# WORK TO DO:
Filter the records below and copy every line containing the word "Чеченской".

# ENTRIES PROVIDED:
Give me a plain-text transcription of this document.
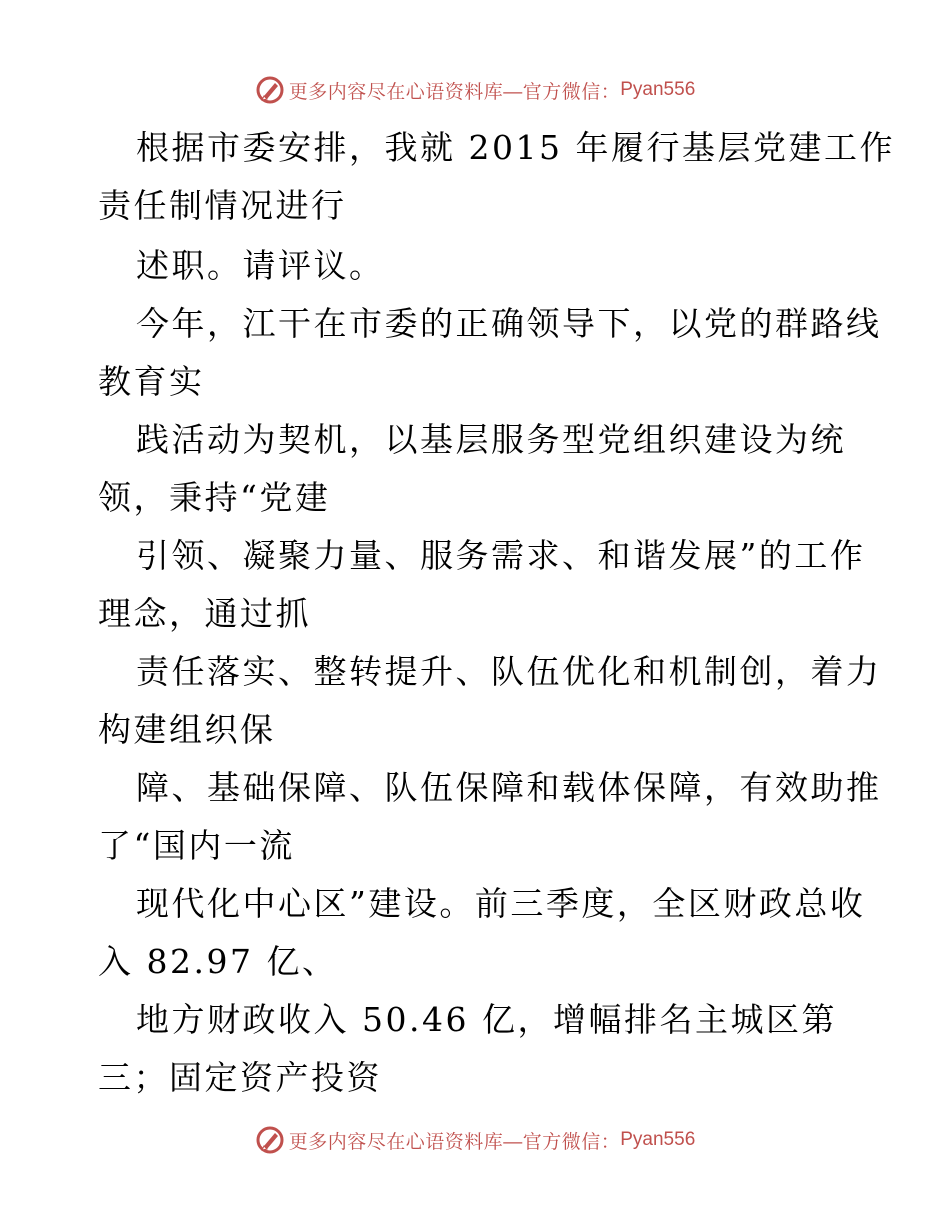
更多内容尽在心语资料库—官方微信： Pyan556
根据市委安排，我就 2015 年履行基层党建工作
责任制情况进行
述职。请评议。
今年，江干在市委的正确领导下，以党的群路线
教育实
践活动为契机，以基层服务型党组织建设为统
领，秉持“党建
引领、凝聚力量、服务需求、和谐发展”的工作
理念，通过抓
责任落实、整转提升、队伍优化和机制创，着力
构建组织保
障、基础保障、队伍保障和载体保障，有效助推
了“国内一流
现代化中心区”建设。前三季度，全区财政总收
入 82.97 亿、
地方财政收入 50.46 亿，增幅排名主城区第
三；固定资产投资
更多内容尽在心语资料库—官方微信： Pyan556
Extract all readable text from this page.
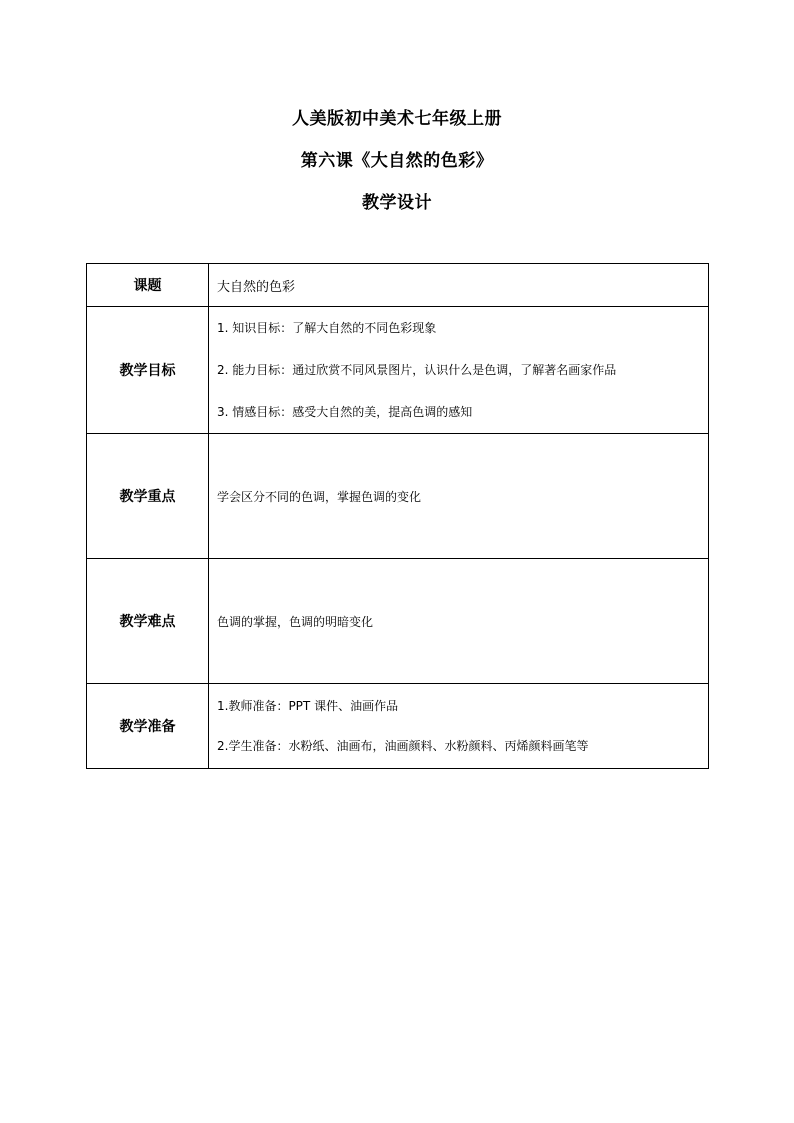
人美版初中美术七年级上册
第六课《大自然的色彩》
教学设计
课题	大自然的色彩
教学目标	1. 知识目标：了解大自然的不同色彩现象
2. 能力目标：通过欣赏不同风景图片，认识什么是色调，了解著名画家作品
3. 情感目标：感受大自然的美，提高色调的感知

教学重点	学会区分不同的色调，掌握色调的变化
教学难点	色调的掌握，色调的明暗变化
教学准备	1.教师准备：PPT 课件、油画作品
2.学生准备：水粉纸、油画布，油画颜料、水粉颜料、丙烯颜料画笔等
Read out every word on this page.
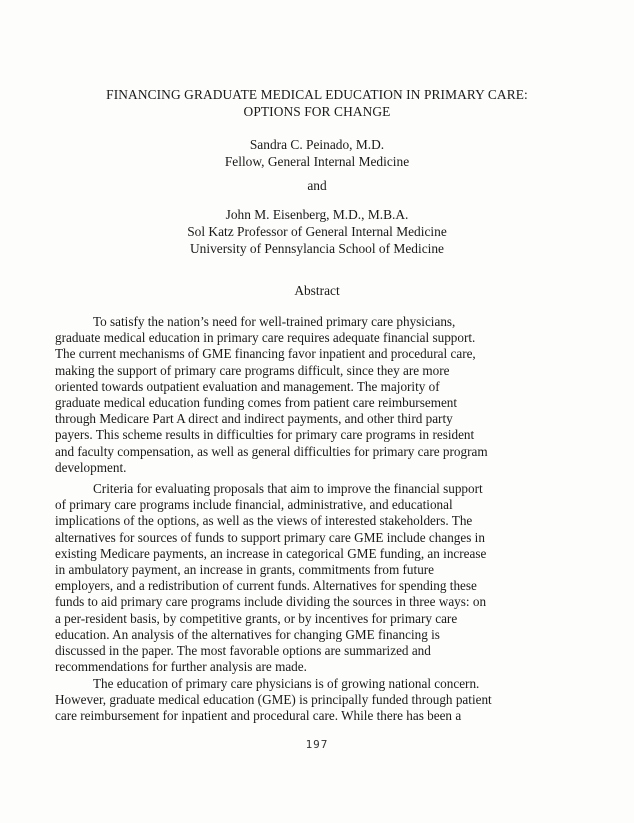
FINANCING GRADUATE MEDICAL EDUCATION IN PRIMARY CARE:
OPTIONS FOR CHANGE
Sandra C. Peinado, M.D.
Fellow, General Internal Medicine
and
John M. Eisenberg, M.D., M.B.A.
Sol Katz Professor of General Internal Medicine
University of Pennsylancia School of Medicine
Abstract
To satisfy the nation’s need for well-trained primary care physicians,
graduate medical education in primary care requires adequate financial support.
The current mechanisms of GME financing favor inpatient and procedural care,
making the support of primary care programs difficult, since they are more
oriented towards outpatient evaluation and management. The majority of
graduate medical education funding comes from patient care reimbursement
through Medicare Part A direct and indirect payments, and other third party
payers. This scheme results in difficulties for primary care programs in resident
and faculty compensation, as well as general difficulties for primary care program
development.
Criteria for evaluating proposals that aim to improve the financial support
of primary care programs include financial, administrative, and educational
implications of the options, as well as the views of interested stakeholders. The
alternatives for sources of funds to support primary care GME include changes in
existing Medicare payments, an increase in categorical GME funding, an increase
in ambulatory payment, an increase in grants, commitments from future
employers, and a redistribution of current funds. Alternatives for spending these
funds to aid primary care programs include dividing the sources in three ways: on
a per-resident basis, by competitive grants, or by incentives for primary care
education. An analysis of the alternatives for changing GME financing is
discussed in the paper. The most favorable options are summarized and
recommendations for further analysis are made.
The education of primary care physicians is of growing national concern.
However, graduate medical education (GME) is principally funded through patient
care reimbursement for inpatient and procedural care. While there has been a
197
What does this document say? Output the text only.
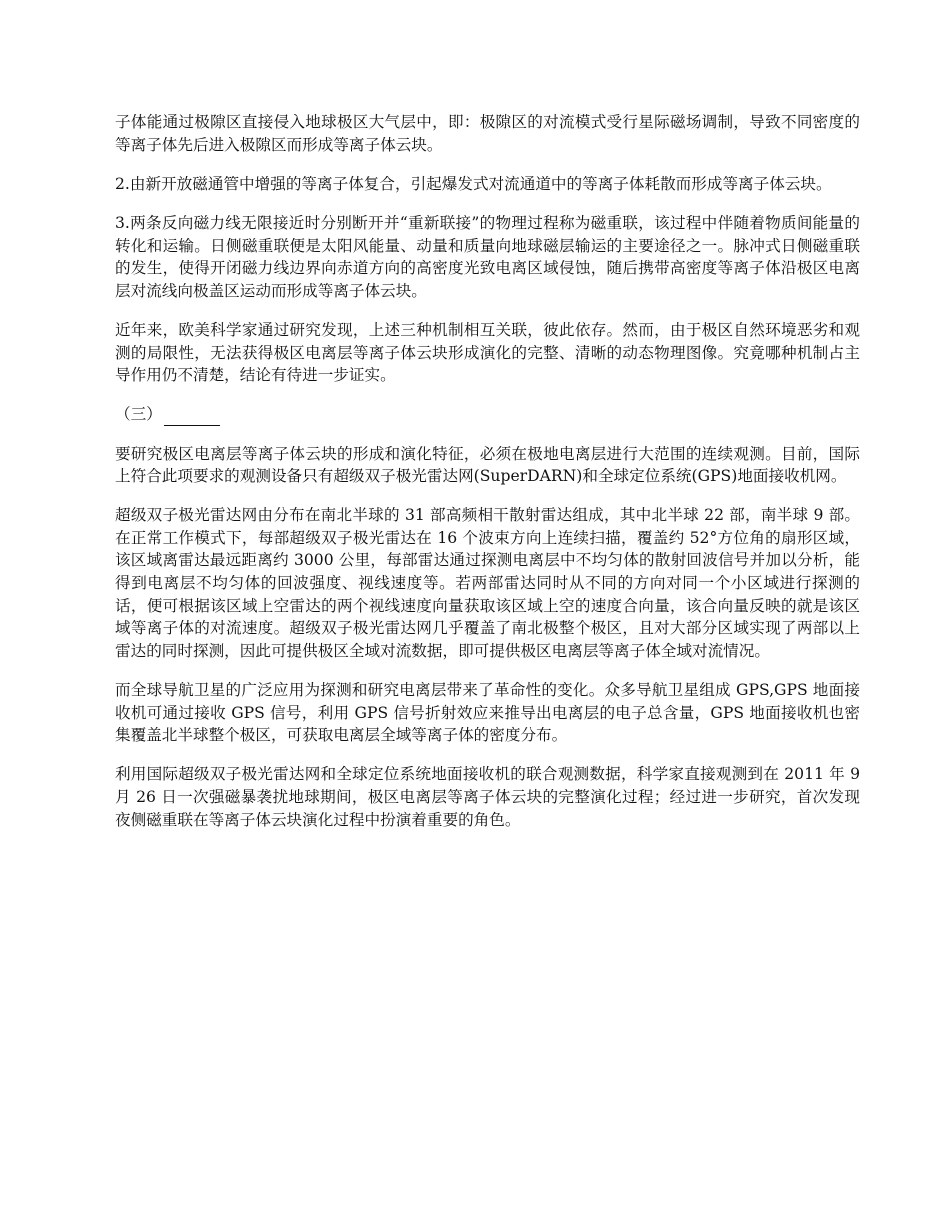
子体能通过极隙区直接侵入地球极区大气层中，即：极隙区的对流模式受行星际磁场调制，导致不同密度的等离子体先后进入极隙区而形成等离子体云块。

2.由新开放磁通管中增强的等离子体复合，引起爆发式对流通道中的等离子体耗散而形成等离子体云块。

3.两条反向磁力线无限接近时分别断开并“重新联接”的物理过程称为磁重联，该过程中伴随着物质间能量的转化和运输。日侧磁重联便是太阳风能量、动量和质量向地球磁层输运的主要途径之一。脉冲式日侧磁重联的发生，使得开闭磁力线边界向赤道方向的高密度光致电离区域侵蚀，随后携带高密度等离子体沿极区电离层对流线向极盖区运动而形成等离子体云块。

近年来，欧美科学家通过研究发现，上述三种机制相互关联，彼此依存。然而，由于极区自然环境恶劣和观测的局限性，无法获得极区电离层等离子体云块形成演化的完整、清晰的动态物理图像。究竟哪种机制占主导作用仍不清楚，结论有待进一步证实。

（三）

要研究极区电离层等离子体云块的形成和演化特征，必须在极地电离层进行大范围的连续观测。目前，国际上符合此项要求的观测设备只有超级双子极光雷达网(SuperDARN)和全球定位系统(GPS)地面接收机网。

超级双子极光雷达网由分布在南北半球的 31 部高频相干散射雷达组成，其中北半球 22 部，南半球 9 部。在正常工作模式下，每部超级双子极光雷达在 16 个波束方向上连续扫描，覆盖约 52°方位角的扇形区域，该区域离雷达最远距离约 3000 公里，每部雷达通过探测电离层中不均匀体的散射回波信号并加以分析，能得到电离层不均匀体的回波强度、视线速度等。若两部雷达同时从不同的方向对同一个小区域进行探测的话，便可根据该区域上空雷达的两个视线速度向量获取该区域上空的速度合向量，该合向量反映的就是该区域等离子体的对流速度。超级双子极光雷达网几乎覆盖了南北极整个极区，且对大部分区域实现了两部以上雷达的同时探测，因此可提供极区全域对流数据，即可提供极区电离层等离子体全域对流情况。

而全球导航卫星的广泛应用为探测和研究电离层带来了革命性的变化。众多导航卫星组成 GPS,GPS 地面接收机可通过接收 GPS 信号，利用 GPS 信号折射效应来推导出电离层的电子总含量，GPS 地面接收机也密集覆盖北半球整个极区，可获取电离层全域等离子体的密度分布。

利用国际超级双子极光雷达网和全球定位系统地面接收机的联合观测数据，科学家直接观测到在 2011 年 9 月 26 日一次强磁暴袭扰地球期间，极区电离层等离子体云块的完整演化过程；经过进一步研究，首次发现夜侧磁重联在等离子体云块演化过程中扮演着重要的角色。
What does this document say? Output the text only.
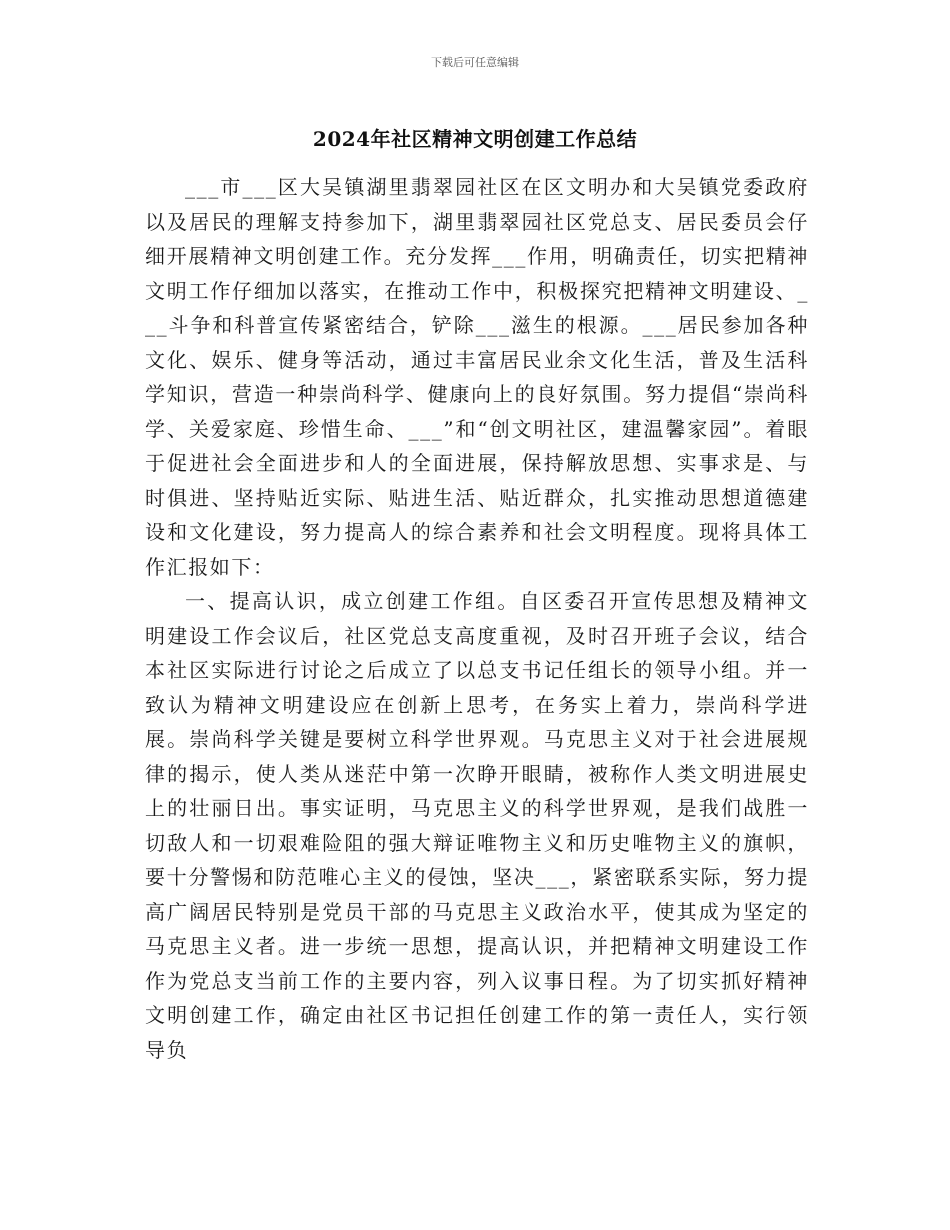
下载后可任意编辑
2024年社区精神文明创建工作总结

___市___区大吴镇湖里翡翠园社区在区文明办和大吴镇党委政府以及居民的理解支持参加下，湖里翡翠园社区党总支、居民委员会仔细开展精神文明创建工作。充分发挥___作用，明确责任，切实把精神文明工作仔细加以落实，在推动工作中，积极探究把精神文明建设、___斗争和科普宣传紧密结合，铲除___滋生的根源。___居民参加各种文化、娱乐、健身等活动，通过丰富居民业余文化生活，普及生活科学知识，营造一种崇尚科学、健康向上的良好氛围。努力提倡“崇尚科学、关爱家庭、珍惜生命、___”和“创文明社区，建温馨家园”。着眼于促进社会全面进步和人的全面进展，保持解放思想、实事求是、与时俱进、坚持贴近实际、贴进生活、贴近群众，扎实推动思想道德建设和文化建设，努力提高人的综合素养和社会文明程度。现将具体工作汇报如下：

一、提高认识，成立创建工作组。自区委召开宣传思想及精神文明建设工作会议后，社区党总支高度重视，及时召开班子会议，结合本社区实际进行讨论之后成立了以总支书记任组长的领导小组。并一致认为精神文明建设应在创新上思考，在务实上着力，崇尚科学进展。崇尚科学关键是要树立科学世界观。马克思主义对于社会进展规律的揭示，使人类从迷茫中第一次睁开眼睛，被称作人类文明进展史上的壮丽日出。事实证明，马克思主义的科学世界观，是我们战胜一切敌人和一切艰难险阻的强大辩证唯物主义和历史唯物主义的旗帜，要十分警惕和防范唯心主义的侵蚀，坚决___，紧密联系实际，努力提高广阔居民特别是党员干部的马克思主义政治水平，使其成为坚定的马克思主义者。进一步统一思想，提高认识，并把精神文明建设工作作为党总支当前工作的主要内容，列入议事日程。为了切实抓好精神文明创建工作，确定由社区书记担任创建工作的第一责任人，实行领导负
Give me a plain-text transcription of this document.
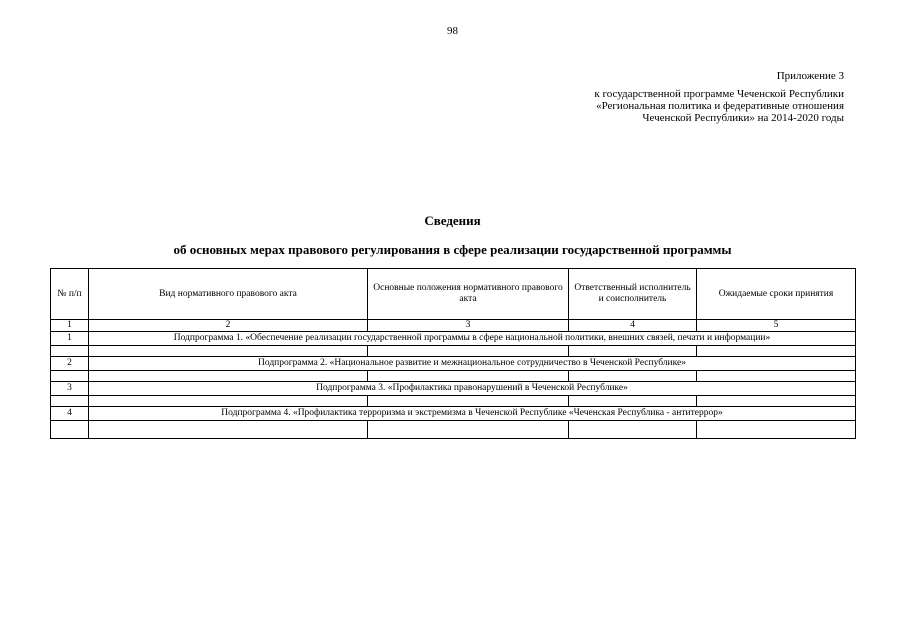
98
Приложение 3
к государственной программе Чеченской Республики
«Региональная политика и федеративные отношения
Чеченской Республики» на 2014-2020 годы
Сведения
об основных мерах правового регулирования в сфере реализации государственной программы
№ п/п	Вид нормативного правового акта	Основные положения нормативного правового акта	Ответственный исполнитель и соисполнитель	Ожидаемые сроки принятия
1	2	3	4	5
1	Подпрограмма 1. «Обеспечение реализации государственной программы в сфере национальной политики, внешних связей, печати и информации»			

2	Подпрограмма 2. «Национальное развитие и межнациональное сотрудничество в Чеченской Республике»			

3	Подпрограмма 3. «Профилактика правонарушений в Чеченской Республике»			

4	Подпрограмма 4. «Профилактика терроризма и экстремизма в Чеченской Республике «Чеченская Республика - антитеррор»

# TASK ANSWER:
к государственной программе Чеченской Республики
Чеченской Республики» на 2014-2020 годы
2	Подпрограмма 2. «Национальное развитие и межнациональное сотрудничество в Чеченской Республике»			
3	Подпрограмма 3. «Профилактика правонарушений в Чеченской Республике»			
4	Подпрограмма 4. «Профилактика терроризма и экстремизма в Чеченской Республике «Чеченская Республика - антитеррор»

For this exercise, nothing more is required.